* What needs to be done: Extract the complete listing and output it unchanged.

* Rows:
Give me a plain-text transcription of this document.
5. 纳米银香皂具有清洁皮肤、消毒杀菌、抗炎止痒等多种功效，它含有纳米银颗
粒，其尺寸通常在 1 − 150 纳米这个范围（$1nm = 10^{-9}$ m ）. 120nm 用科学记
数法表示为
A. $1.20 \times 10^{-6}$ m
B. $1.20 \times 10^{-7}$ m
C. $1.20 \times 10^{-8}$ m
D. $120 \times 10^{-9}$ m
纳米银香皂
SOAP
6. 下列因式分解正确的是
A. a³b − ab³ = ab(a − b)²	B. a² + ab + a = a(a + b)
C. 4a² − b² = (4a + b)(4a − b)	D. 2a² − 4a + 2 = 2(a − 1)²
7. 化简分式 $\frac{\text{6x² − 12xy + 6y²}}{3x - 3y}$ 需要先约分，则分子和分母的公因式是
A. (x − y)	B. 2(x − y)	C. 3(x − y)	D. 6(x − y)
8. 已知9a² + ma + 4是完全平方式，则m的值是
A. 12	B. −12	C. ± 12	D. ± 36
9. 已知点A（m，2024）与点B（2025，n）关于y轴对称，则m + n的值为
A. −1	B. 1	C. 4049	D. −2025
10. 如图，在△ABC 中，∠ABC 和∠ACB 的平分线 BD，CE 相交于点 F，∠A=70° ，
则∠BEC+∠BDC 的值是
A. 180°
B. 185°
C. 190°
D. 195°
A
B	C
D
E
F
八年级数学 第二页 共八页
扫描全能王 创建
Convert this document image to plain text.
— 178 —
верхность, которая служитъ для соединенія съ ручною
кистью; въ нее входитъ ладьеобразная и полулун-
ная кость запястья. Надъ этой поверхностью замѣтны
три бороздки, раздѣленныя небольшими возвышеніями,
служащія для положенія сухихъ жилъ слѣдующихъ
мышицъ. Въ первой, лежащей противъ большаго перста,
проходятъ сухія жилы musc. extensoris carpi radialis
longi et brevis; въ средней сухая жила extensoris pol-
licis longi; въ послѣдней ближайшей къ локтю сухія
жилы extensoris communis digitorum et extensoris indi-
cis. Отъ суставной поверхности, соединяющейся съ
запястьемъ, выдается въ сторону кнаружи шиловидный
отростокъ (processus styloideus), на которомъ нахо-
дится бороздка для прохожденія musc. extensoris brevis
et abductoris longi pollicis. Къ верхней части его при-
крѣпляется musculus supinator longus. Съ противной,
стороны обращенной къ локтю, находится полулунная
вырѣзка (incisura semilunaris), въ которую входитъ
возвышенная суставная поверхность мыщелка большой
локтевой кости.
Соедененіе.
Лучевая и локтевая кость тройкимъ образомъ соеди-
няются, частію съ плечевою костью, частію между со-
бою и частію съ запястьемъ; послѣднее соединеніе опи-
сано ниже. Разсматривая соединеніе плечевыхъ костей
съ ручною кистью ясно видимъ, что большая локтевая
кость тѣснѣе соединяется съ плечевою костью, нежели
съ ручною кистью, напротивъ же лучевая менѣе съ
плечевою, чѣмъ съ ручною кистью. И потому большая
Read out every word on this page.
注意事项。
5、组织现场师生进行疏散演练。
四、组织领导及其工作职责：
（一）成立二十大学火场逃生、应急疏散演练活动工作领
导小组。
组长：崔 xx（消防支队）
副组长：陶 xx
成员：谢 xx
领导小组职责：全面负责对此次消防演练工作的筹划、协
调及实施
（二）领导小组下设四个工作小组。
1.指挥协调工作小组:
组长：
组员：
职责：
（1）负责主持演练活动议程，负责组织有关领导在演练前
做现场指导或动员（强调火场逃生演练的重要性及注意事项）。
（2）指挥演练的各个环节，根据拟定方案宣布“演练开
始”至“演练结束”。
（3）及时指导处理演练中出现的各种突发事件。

* Problem solution:
Give me a plain-text transcription of this document.
5. 纳米银香皂具有清洁皮肤、消毒杀菌、抗炎止痒等多种功效，它含有纳米银颗
粒，其尺寸通常在 1 − 150 纳米这个范围（$1nm = 10^{-9}$ m ）. 120nm 用科学记
数法表示为
A. $1.20 \times 10^{-6}$ m
B. $1.20 \times 10^{-7}$ m
C. $1.20 \times 10^{-8}$ m
D. $120 \times 10^{-9}$ m
纳米银香皂
SOAP
6. 下列因式分解正确的是
A. a³b − ab³ = ab(a − b)²	B. a² + ab + a = a(a + b)
C. 4a² − b² = (4a + b)(4a − b)	D. 2a² − 4a + 2 = 2(a − 1)²
7. 化简分式 $\frac{\text{6x² − 12xy + 6y²}}{3x - 3y}$ 需要先约分，则分子和分母的公因式是
A. (x − y)	B. 2(x − y)	C. 3(x − y)	D. 6(x − y)
8. 已知9a² + ma + 4是完全平方式，则m的值是
A. 12	B. −12	C. ± 12	D. ± 36
9. 已知点A（m，2024）与点B（2025，n）关于y轴对称，则m + n的值为
A. −1	B. 1	C. 4049	D. −2025
10. 如图，在△ABC 中，∠ABC 和∠ACB 的平分线 BD，CE 相交于点 F，∠A=70° ，
则∠BEC+∠BDC 的值是
A. 180°
B. 185°
C. 190°
D. 195°
A
B	C
D
E
F
八年级数学 第二页 共八页
扫描全能王 创建
Convert this document image to plain text.
— 178 —
верхность, которая служитъ для соединенія съ ручною
кистью; въ нее входитъ ладьеобразная и полулун-
ная кость запястья. Надъ этой поверхностью замѣтны
три бороздки, раздѣленныя небольшими возвышеніями,
служащія для положенія сухихъ жилъ слѣдующихъ
мышицъ. Въ первой, лежащей противъ большаго перста,
проходятъ сухія жилы musc. extensoris carpi radialis
longi et brevis; въ средней сухая жила extensoris pol-
licis longi; въ послѣдней ближайшей къ локтю сухія
жилы extensoris communis digitorum et extensoris indi-
cis. Отъ суставной поверхности, соединяющейся съ
запястьемъ, выдается въ сторону кнаружи шиловидный
отростокъ (processus styloideus), на которомъ нахо-
дится бороздка для прохожденія musc. extensoris brevis
et abductoris longi pollicis. Къ верхней части его при-
крѣпляется musculus supinator longus. Съ противной,
стороны обращенной къ локтю, находится полулунная
вырѣзка (incisura semilunaris), въ которую входитъ
возвышенная суставная поверхность мыщелка большой
локтевой кости.
Соедененіе.
Лучевая и локтевая кость тройкимъ образомъ соеди-
няются, частію съ плечевою костью, частію между со-
бою и частію съ запястьемъ; послѣднее соединеніе опи-
сано ниже. Разсматривая соединеніе плечевыхъ костей
съ ручною кистью ясно видимъ, что большая локтевая
кость тѣснѣе соединяется съ плечевою костью, нежели
съ ручною кистью, напротивъ же лучевая менѣе съ
плечевою, чѣмъ съ ручною кистью. И потому большая
Read out every word on this page.
注意事项。
5、组织现场师生进行疏散演练。
四、组织领导及其工作职责：
（一）成立二十大学火场逃生、应急疏散演练活动工作领
导小组。
组长：崔 xx（消防支队）
副组长：陶 xx
成员：谢 xx
领导小组职责：全面负责对此次消防演练工作的筹划、协
调及实施
（二）领导小组下设四个工作小组。
1.指挥协调工作小组:
组长：
组员：
职责：
（1）负责主持演练活动议程，负责组织有关领导在演练前
做现场指导或动员（强调火场逃生演练的重要性及注意事项）。
（2）指挥演练的各个环节，根据拟定方案宣布“演练开
始”至“演练结束”。
（3）及时指导处理演练中出现的各种突发事件。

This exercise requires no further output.